_Problem to work on_
What is the number of lines containing the string "لطفا"? Answer with the number only.

_Entries shown_
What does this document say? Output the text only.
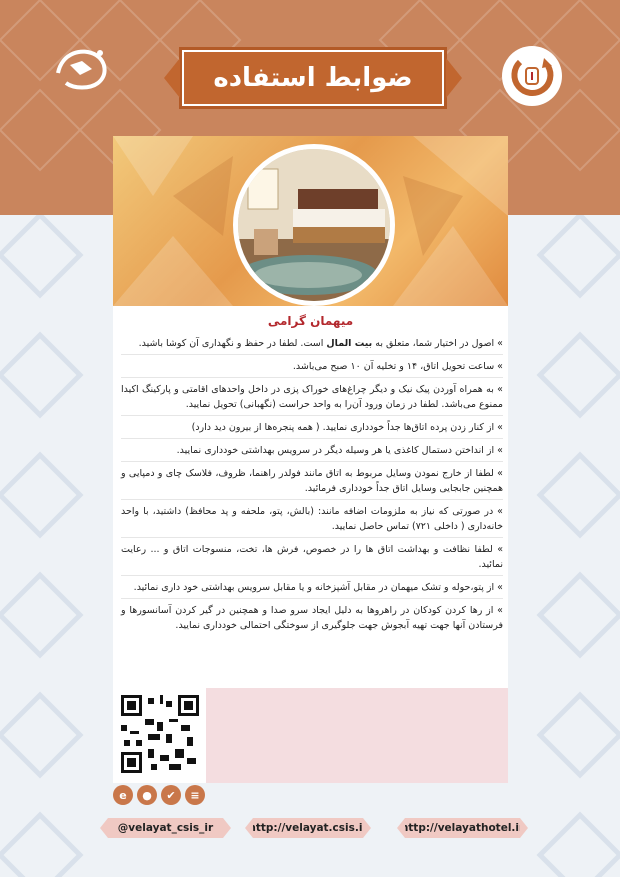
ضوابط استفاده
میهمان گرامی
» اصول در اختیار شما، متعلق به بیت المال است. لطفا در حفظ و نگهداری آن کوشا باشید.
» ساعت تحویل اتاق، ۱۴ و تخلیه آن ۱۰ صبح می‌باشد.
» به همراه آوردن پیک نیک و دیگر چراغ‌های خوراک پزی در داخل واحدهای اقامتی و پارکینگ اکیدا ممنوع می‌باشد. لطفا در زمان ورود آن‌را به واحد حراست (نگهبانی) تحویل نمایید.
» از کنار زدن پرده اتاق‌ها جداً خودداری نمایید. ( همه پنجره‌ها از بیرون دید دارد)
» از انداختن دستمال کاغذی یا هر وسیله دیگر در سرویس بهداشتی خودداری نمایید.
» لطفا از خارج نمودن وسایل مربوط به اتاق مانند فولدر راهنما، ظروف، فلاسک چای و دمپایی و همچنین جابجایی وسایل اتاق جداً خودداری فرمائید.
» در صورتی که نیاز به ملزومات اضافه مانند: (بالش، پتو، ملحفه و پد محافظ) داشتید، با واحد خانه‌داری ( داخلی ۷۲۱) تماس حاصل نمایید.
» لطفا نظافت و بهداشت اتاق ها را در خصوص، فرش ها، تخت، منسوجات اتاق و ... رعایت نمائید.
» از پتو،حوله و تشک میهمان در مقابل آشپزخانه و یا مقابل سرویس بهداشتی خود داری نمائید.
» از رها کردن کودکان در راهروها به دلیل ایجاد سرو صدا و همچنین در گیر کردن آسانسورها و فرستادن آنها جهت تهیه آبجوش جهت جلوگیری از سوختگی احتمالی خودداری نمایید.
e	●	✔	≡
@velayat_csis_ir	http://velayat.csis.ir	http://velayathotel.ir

_Correct result_
4